---------- Listing
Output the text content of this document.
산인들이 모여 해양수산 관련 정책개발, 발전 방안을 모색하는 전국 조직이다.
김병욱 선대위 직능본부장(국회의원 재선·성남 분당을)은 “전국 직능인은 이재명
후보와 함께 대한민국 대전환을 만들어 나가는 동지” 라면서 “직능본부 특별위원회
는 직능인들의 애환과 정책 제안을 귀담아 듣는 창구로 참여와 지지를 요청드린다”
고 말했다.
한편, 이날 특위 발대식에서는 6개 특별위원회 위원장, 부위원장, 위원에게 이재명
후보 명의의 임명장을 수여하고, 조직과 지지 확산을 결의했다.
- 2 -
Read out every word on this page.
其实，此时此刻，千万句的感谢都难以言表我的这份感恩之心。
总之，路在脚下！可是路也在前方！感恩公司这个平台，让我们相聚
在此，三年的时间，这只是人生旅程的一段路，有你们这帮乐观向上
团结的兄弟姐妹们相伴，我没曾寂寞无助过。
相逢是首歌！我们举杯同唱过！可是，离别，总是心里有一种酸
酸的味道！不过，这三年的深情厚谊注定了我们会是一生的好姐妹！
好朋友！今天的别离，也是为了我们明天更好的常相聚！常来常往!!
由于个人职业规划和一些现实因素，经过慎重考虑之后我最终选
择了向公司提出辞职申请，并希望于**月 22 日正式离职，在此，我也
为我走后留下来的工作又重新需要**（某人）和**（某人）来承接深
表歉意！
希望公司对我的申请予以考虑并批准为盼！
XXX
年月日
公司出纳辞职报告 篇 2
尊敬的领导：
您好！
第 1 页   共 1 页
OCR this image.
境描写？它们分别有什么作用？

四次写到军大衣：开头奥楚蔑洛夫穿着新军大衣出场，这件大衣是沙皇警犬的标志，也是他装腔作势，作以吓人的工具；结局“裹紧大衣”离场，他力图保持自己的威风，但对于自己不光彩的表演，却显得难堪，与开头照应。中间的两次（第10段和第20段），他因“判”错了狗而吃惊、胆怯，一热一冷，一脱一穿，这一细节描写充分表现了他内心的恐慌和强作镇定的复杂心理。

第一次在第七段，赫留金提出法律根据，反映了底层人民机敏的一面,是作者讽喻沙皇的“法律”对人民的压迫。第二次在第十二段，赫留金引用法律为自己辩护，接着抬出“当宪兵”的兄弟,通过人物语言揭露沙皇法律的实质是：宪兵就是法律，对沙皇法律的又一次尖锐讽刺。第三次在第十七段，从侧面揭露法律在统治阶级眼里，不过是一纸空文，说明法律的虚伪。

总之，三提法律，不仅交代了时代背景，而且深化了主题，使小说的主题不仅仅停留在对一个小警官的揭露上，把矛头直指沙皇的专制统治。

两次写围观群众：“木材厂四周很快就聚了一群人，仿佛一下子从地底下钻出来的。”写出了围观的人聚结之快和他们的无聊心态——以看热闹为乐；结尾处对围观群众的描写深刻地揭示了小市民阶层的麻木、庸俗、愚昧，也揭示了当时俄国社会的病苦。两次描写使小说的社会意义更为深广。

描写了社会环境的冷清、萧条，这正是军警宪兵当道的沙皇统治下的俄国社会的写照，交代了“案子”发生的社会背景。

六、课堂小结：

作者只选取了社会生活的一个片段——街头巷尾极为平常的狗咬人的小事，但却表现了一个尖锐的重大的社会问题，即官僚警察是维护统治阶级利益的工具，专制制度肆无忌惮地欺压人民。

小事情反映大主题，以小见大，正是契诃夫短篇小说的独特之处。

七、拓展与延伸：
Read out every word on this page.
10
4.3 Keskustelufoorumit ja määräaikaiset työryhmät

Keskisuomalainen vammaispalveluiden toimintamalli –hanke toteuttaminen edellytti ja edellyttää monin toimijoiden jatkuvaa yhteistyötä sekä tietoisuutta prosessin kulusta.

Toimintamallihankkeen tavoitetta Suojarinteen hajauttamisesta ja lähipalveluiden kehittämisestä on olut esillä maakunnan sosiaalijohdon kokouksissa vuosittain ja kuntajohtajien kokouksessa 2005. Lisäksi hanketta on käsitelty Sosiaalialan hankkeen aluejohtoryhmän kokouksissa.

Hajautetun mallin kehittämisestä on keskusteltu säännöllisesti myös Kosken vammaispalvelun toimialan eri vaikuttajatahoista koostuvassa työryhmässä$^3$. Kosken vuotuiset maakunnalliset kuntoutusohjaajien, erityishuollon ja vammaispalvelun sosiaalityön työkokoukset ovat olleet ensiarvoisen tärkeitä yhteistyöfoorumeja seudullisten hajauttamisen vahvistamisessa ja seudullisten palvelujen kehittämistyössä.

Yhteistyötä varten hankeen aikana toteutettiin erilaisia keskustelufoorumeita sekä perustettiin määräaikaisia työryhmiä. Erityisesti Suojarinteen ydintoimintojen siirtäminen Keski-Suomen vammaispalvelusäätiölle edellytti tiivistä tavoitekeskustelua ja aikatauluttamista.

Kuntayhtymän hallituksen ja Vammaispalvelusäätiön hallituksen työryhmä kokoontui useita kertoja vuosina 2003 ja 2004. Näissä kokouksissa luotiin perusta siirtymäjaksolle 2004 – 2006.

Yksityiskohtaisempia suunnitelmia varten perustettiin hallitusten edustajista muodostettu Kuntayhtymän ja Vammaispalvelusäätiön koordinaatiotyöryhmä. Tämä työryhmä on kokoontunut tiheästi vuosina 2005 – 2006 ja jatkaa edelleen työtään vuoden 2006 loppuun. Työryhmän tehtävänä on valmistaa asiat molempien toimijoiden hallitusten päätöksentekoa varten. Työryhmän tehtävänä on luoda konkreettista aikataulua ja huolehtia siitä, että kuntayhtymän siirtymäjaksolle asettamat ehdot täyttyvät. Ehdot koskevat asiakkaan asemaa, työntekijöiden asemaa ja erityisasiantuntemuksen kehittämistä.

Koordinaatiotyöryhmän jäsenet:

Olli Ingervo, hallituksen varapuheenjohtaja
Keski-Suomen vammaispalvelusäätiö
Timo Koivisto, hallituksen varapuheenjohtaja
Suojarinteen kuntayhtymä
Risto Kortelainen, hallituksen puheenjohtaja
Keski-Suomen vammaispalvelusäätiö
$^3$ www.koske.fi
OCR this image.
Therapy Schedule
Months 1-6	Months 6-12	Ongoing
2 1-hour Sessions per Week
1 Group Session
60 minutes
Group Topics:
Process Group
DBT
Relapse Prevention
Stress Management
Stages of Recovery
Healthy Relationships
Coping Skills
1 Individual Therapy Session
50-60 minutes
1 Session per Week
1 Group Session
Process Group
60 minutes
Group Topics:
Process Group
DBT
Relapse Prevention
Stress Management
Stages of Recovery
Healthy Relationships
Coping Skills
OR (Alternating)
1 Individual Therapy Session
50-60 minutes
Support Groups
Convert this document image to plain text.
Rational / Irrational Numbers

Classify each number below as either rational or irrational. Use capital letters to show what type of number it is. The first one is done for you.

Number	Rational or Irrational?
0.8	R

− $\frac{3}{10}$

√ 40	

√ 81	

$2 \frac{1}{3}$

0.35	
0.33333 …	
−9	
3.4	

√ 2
--------------------
What the task asks: Go through the records and print each one exactly.

Response to this exercise:
Output the text content of this document.
산인들이 모여 해양수산 관련 정책개발, 발전 방안을 모색하는 전국 조직이다.
김병욱 선대위 직능본부장(국회의원 재선·성남 분당을)은 “전국 직능인은 이재명
후보와 함께 대한민국 대전환을 만들어 나가는 동지” 라면서 “직능본부 특별위원회
는 직능인들의 애환과 정책 제안을 귀담아 듣는 창구로 참여와 지지를 요청드린다”
고 말했다.
한편, 이날 특위 발대식에서는 6개 특별위원회 위원장, 부위원장, 위원에게 이재명
후보 명의의 임명장을 수여하고, 조직과 지지 확산을 결의했다.
- 2 -
Read out every word on this page.
其实，此时此刻，千万句的感谢都难以言表我的这份感恩之心。
总之，路在脚下！可是路也在前方！感恩公司这个平台，让我们相聚
在此，三年的时间，这只是人生旅程的一段路，有你们这帮乐观向上
团结的兄弟姐妹们相伴，我没曾寂寞无助过。
相逢是首歌！我们举杯同唱过！可是，离别，总是心里有一种酸
酸的味道！不过，这三年的深情厚谊注定了我们会是一生的好姐妹！
好朋友！今天的别离，也是为了我们明天更好的常相聚！常来常往!!
由于个人职业规划和一些现实因素，经过慎重考虑之后我最终选
择了向公司提出辞职申请，并希望于**月 22 日正式离职，在此，我也
为我走后留下来的工作又重新需要**（某人）和**（某人）来承接深
表歉意！
希望公司对我的申请予以考虑并批准为盼！
XXX
年月日
公司出纳辞职报告 篇 2
尊敬的领导：
您好！
第 1 页   共 1 页
OCR this image.
境描写？它们分别有什么作用？

四次写到军大衣：开头奥楚蔑洛夫穿着新军大衣出场，这件大衣是沙皇警犬的标志，也是他装腔作势，作以吓人的工具；结局“裹紧大衣”离场，他力图保持自己的威风，但对于自己不光彩的表演，却显得难堪，与开头照应。中间的两次（第10段和第20段），他因“判”错了狗而吃惊、胆怯，一热一冷，一脱一穿，这一细节描写充分表现了他内心的恐慌和强作镇定的复杂心理。

第一次在第七段，赫留金提出法律根据，反映了底层人民机敏的一面,是作者讽喻沙皇的“法律”对人民的压迫。第二次在第十二段，赫留金引用法律为自己辩护，接着抬出“当宪兵”的兄弟,通过人物语言揭露沙皇法律的实质是：宪兵就是法律，对沙皇法律的又一次尖锐讽刺。第三次在第十七段，从侧面揭露法律在统治阶级眼里，不过是一纸空文，说明法律的虚伪。

总之，三提法律，不仅交代了时代背景，而且深化了主题，使小说的主题不仅仅停留在对一个小警官的揭露上，把矛头直指沙皇的专制统治。

两次写围观群众：“木材厂四周很快就聚了一群人，仿佛一下子从地底下钻出来的。”写出了围观的人聚结之快和他们的无聊心态——以看热闹为乐；结尾处对围观群众的描写深刻地揭示了小市民阶层的麻木、庸俗、愚昧，也揭示了当时俄国社会的病苦。两次描写使小说的社会意义更为深广。

描写了社会环境的冷清、萧条，这正是军警宪兵当道的沙皇统治下的俄国社会的写照，交代了“案子”发生的社会背景。

六、课堂小结：

作者只选取了社会生活的一个片段——街头巷尾极为平常的狗咬人的小事，但却表现了一个尖锐的重大的社会问题，即官僚警察是维护统治阶级利益的工具，专制制度肆无忌惮地欺压人民。

小事情反映大主题，以小见大，正是契诃夫短篇小说的独特之处。

七、拓展与延伸：
Read out every word on this page.
10
4.3 Keskustelufoorumit ja määräaikaiset työryhmät

Keskisuomalainen vammaispalveluiden toimintamalli –hanke toteuttaminen edellytti ja edellyttää monin toimijoiden jatkuvaa yhteistyötä sekä tietoisuutta prosessin kulusta.

Toimintamallihankkeen tavoitetta Suojarinteen hajauttamisesta ja lähipalveluiden kehittämisestä on olut esillä maakunnan sosiaalijohdon kokouksissa vuosittain ja kuntajohtajien kokouksessa 2005. Lisäksi hanketta on käsitelty Sosiaalialan hankkeen aluejohtoryhmän kokouksissa.

Hajautetun mallin kehittämisestä on keskusteltu säännöllisesti myös Kosken vammaispalvelun toimialan eri vaikuttajatahoista koostuvassa työryhmässä$^3$. Kosken vuotuiset maakunnalliset kuntoutusohjaajien, erityishuollon ja vammaispalvelun sosiaalityön työkokoukset ovat olleet ensiarvoisen tärkeitä yhteistyöfoorumeja seudullisten hajauttamisen vahvistamisessa ja seudullisten palvelujen kehittämistyössä.

Yhteistyötä varten hankeen aikana toteutettiin erilaisia keskustelufoorumeita sekä perustettiin määräaikaisia työryhmiä. Erityisesti Suojarinteen ydintoimintojen siirtäminen Keski-Suomen vammaispalvelusäätiölle edellytti tiivistä tavoitekeskustelua ja aikatauluttamista.

Kuntayhtymän hallituksen ja Vammaispalvelusäätiön hallituksen työryhmä kokoontui useita kertoja vuosina 2003 ja 2004. Näissä kokouksissa luotiin perusta siirtymäjaksolle 2004 – 2006.

Yksityiskohtaisempia suunnitelmia varten perustettiin hallitusten edustajista muodostettu Kuntayhtymän ja Vammaispalvelusäätiön koordinaatiotyöryhmä. Tämä työryhmä on kokoontunut tiheästi vuosina 2005 – 2006 ja jatkaa edelleen työtään vuoden 2006 loppuun. Työryhmän tehtävänä on valmistaa asiat molempien toimijoiden hallitusten päätöksentekoa varten. Työryhmän tehtävänä on luoda konkreettista aikataulua ja huolehtia siitä, että kuntayhtymän siirtymäjaksolle asettamat ehdot täyttyvät. Ehdot koskevat asiakkaan asemaa, työntekijöiden asemaa ja erityisasiantuntemuksen kehittämistä.

Koordinaatiotyöryhmän jäsenet:

Olli Ingervo, hallituksen varapuheenjohtaja
Keski-Suomen vammaispalvelusäätiö
Timo Koivisto, hallituksen varapuheenjohtaja
Suojarinteen kuntayhtymä
Risto Kortelainen, hallituksen puheenjohtaja
Keski-Suomen vammaispalvelusäätiö
$^3$ www.koske.fi
OCR this image.
Therapy Schedule
Months 1-6	Months 6-12	Ongoing
2 1-hour Sessions per Week
1 Group Session
60 minutes
Group Topics:
Process Group
DBT
Relapse Prevention
Stress Management
Stages of Recovery
Healthy Relationships
Coping Skills
1 Individual Therapy Session
50-60 minutes
1 Session per Week
1 Group Session
Process Group
60 minutes
Group Topics:
Process Group
DBT
Relapse Prevention
Stress Management
Stages of Recovery
Healthy Relationships
Coping Skills
OR (Alternating)
1 Individual Therapy Session
50-60 minutes
Support Groups
Convert this document image to plain text.
Rational / Irrational Numbers

Classify each number below as either rational or irrational. Use capital letters to show what type of number it is. The first one is done for you.

Number	Rational or Irrational?
0.8	R

− $\frac{3}{10}$

√ 40	

√ 81	

$2 \frac{1}{3}$

0.35	
0.33333 …	
−9	
3.4	

√ 2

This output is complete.